Data entries:
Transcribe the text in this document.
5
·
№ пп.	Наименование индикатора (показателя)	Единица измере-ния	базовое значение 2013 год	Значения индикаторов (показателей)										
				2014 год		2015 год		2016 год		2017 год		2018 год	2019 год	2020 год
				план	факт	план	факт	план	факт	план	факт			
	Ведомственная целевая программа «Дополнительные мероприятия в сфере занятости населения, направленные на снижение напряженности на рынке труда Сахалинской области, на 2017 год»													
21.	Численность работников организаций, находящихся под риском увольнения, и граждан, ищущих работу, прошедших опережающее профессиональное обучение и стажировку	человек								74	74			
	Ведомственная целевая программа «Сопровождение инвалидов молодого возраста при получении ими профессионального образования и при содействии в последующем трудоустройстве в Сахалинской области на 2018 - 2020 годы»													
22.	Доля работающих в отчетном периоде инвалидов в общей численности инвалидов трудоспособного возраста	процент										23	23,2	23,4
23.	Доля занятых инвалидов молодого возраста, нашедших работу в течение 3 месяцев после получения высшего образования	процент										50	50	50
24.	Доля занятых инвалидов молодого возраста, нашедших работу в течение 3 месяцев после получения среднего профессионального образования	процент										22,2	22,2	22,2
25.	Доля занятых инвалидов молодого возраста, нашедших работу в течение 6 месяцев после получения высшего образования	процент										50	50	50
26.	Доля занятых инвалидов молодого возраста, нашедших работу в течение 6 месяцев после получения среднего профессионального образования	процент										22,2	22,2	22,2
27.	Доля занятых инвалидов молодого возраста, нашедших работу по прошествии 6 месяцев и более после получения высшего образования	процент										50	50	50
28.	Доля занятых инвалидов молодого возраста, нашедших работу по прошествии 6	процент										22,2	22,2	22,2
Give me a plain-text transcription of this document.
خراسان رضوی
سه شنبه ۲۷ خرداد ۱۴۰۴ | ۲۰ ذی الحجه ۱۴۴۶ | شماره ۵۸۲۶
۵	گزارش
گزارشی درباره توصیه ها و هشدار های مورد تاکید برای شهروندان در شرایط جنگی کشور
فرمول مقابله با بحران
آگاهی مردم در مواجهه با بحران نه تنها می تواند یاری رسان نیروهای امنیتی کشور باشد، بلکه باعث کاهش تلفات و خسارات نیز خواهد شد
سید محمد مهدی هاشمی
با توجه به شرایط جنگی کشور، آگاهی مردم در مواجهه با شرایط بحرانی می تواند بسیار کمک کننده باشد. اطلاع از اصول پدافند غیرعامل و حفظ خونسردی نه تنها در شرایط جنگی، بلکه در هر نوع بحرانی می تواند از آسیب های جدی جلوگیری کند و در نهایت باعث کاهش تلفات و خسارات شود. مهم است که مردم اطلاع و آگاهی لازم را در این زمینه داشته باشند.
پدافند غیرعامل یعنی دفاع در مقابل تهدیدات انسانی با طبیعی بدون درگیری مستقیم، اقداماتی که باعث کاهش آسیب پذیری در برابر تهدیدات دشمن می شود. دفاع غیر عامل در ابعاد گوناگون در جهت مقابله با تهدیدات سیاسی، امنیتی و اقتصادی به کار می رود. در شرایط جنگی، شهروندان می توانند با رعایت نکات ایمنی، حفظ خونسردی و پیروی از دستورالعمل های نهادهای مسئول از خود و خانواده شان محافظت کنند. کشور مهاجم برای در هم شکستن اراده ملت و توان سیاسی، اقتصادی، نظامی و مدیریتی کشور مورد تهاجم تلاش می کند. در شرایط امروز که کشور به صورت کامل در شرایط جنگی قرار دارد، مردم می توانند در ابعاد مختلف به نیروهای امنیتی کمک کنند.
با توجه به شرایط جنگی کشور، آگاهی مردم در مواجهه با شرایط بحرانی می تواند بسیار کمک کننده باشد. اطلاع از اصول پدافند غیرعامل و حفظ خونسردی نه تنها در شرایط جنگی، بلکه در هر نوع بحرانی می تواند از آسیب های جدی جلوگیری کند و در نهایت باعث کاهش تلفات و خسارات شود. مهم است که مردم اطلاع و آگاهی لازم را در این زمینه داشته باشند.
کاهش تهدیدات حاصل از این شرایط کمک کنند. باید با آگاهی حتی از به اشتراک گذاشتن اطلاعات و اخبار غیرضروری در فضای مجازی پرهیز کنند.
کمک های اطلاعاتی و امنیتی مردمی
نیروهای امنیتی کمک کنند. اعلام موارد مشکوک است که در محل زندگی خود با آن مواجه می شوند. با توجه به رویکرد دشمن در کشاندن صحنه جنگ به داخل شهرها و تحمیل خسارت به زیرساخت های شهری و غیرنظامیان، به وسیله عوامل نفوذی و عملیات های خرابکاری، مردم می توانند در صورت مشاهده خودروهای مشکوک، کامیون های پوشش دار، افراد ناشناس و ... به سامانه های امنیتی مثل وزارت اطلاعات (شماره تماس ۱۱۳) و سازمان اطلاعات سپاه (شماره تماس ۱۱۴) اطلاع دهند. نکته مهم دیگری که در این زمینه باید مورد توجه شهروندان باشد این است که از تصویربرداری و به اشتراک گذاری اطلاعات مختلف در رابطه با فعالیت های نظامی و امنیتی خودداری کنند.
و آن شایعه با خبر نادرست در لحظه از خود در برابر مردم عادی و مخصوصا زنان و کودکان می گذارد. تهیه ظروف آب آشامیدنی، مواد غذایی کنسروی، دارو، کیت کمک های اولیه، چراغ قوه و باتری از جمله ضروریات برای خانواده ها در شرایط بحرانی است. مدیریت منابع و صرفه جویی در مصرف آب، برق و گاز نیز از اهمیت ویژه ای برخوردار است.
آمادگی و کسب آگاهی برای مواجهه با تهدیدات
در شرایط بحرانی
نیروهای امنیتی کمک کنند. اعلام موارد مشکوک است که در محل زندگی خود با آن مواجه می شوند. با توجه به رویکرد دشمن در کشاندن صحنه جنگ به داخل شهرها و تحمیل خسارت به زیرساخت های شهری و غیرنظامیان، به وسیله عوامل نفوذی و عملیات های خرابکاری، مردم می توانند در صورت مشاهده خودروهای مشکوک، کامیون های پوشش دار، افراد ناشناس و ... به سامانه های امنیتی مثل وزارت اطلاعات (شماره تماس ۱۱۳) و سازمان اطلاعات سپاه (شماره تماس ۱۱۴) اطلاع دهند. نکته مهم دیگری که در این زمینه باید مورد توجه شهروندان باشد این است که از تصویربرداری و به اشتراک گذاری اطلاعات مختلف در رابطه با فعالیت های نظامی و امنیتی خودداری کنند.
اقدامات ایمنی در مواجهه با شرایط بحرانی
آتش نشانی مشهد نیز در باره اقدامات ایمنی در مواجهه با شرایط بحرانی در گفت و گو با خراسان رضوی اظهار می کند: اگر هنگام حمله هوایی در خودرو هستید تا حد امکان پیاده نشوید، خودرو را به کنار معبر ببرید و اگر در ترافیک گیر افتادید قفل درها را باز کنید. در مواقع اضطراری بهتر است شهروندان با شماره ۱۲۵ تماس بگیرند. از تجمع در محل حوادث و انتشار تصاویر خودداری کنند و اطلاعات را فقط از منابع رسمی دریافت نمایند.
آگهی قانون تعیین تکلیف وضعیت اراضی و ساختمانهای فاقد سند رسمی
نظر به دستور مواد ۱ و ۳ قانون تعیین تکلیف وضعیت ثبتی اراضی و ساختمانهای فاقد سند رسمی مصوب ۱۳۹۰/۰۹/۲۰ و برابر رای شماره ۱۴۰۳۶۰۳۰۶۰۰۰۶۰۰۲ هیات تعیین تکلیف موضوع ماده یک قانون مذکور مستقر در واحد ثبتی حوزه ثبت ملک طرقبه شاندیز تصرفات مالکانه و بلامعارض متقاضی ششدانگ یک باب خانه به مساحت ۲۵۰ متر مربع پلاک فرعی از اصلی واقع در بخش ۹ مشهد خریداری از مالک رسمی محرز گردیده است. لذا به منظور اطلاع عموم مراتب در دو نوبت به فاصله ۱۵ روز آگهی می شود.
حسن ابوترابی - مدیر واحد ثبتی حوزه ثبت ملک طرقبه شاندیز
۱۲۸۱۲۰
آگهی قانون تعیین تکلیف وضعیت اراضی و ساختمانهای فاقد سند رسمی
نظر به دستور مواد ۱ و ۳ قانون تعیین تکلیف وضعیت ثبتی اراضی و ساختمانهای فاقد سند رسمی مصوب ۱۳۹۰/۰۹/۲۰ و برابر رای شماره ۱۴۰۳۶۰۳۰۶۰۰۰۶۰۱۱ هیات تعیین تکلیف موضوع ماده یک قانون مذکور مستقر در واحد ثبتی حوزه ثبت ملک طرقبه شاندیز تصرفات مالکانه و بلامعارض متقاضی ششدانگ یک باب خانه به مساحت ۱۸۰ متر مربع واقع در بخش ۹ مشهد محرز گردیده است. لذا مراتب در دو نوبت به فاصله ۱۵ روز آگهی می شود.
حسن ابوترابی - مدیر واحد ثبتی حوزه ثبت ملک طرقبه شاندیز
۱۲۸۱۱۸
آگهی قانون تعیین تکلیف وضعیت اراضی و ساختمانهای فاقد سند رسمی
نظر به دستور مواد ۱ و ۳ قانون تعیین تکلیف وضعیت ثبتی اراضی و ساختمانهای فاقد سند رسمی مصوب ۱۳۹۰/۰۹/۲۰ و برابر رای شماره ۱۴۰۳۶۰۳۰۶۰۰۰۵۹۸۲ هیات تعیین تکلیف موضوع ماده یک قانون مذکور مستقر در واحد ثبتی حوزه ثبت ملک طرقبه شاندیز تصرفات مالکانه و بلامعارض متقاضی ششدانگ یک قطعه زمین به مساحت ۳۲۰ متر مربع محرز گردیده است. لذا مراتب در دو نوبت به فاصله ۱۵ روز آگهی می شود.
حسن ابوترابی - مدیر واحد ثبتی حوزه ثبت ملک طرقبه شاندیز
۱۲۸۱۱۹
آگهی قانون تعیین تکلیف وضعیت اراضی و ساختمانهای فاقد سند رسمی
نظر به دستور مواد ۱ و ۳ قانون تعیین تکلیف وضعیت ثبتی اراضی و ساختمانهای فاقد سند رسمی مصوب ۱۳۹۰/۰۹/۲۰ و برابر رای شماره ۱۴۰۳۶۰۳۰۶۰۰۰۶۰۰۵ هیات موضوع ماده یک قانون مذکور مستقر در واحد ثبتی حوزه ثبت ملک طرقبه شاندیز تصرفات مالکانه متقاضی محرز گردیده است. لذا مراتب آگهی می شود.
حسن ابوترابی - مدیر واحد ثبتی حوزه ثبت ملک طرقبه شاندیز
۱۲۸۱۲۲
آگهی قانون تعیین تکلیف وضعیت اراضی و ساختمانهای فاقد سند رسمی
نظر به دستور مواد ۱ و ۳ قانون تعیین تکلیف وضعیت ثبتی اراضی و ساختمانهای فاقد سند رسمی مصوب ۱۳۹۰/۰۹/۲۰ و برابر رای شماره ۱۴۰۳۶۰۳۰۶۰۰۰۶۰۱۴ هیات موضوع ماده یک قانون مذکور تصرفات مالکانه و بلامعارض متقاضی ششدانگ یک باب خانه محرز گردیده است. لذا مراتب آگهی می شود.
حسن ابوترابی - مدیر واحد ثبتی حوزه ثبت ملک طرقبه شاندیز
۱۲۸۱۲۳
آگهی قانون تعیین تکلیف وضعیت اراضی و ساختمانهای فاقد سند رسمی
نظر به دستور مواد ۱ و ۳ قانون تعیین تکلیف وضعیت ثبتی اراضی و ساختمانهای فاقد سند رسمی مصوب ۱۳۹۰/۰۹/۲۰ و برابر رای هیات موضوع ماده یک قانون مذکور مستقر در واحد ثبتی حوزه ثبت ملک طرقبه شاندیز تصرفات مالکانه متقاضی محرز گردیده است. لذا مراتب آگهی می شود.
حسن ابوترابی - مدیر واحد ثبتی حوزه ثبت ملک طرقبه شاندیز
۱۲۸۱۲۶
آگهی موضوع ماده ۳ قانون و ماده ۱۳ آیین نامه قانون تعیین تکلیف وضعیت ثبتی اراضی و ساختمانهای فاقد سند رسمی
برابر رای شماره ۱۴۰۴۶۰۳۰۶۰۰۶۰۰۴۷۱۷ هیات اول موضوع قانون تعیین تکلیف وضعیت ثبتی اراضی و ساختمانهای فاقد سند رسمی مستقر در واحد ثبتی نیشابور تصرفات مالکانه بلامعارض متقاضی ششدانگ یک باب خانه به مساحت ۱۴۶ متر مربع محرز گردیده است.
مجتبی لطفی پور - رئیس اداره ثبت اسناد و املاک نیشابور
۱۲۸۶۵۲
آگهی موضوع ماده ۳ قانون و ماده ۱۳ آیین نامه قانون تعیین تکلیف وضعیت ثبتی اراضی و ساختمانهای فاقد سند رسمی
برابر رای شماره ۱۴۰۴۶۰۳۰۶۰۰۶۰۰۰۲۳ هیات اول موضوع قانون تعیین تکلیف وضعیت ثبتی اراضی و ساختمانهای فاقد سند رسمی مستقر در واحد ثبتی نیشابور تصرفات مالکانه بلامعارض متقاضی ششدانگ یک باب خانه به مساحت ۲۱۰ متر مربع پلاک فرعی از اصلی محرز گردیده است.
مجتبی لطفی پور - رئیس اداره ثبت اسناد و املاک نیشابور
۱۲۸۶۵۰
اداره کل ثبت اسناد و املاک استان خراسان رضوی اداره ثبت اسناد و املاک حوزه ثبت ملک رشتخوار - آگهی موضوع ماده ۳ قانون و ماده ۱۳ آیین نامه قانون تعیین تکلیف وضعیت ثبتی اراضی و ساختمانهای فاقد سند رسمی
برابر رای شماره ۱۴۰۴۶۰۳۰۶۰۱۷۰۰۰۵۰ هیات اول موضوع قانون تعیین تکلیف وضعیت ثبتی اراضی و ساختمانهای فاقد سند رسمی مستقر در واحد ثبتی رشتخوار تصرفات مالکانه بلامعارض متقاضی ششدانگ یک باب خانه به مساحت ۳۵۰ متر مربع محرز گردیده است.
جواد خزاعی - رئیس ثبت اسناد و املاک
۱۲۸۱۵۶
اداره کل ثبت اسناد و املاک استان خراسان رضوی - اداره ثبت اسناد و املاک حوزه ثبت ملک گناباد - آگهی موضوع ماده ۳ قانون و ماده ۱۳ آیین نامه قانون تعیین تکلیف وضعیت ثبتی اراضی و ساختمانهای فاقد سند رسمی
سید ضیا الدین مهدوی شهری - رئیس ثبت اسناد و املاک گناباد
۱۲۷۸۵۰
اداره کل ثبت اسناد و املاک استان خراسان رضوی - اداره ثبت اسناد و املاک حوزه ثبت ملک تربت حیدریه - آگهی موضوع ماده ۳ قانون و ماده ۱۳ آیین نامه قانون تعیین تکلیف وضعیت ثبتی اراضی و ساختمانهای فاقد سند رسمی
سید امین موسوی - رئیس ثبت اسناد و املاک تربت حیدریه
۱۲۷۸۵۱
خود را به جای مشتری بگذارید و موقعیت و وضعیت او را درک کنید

• Short task: Search the records for the word "Доля". Copy every line that has it.

• Solution to the problem:
22.	Доля работающих в отчетном периоде инвалидов в общей численности инвалидов трудоспособного возраста	процент										23	23,2	23,4
23.	Доля занятых инвалидов молодого возраста, нашедших работу в течение 3 месяцев после получения высшего образования	процент										50	50	50
24.	Доля занятых инвалидов молодого возраста, нашедших работу в течение 3 месяцев после получения среднего профессионального образования	процент										22,2	22,2	22,2
25.	Доля занятых инвалидов молодого возраста, нашедших работу в течение 6 месяцев после получения высшего образования	процент										50	50	50
26.	Доля занятых инвалидов молодого возраста, нашедших работу в течение 6 месяцев после получения среднего профессионального образования	процент										22,2	22,2	22,2
27.	Доля занятых инвалидов молодого возраста, нашедших работу по прошествии 6 месяцев и более после получения высшего образования	процент										50	50	50
28.	Доля занятых инвалидов молодого возраста, нашедших работу по прошествии 6	процент										22,2	22,2	22,2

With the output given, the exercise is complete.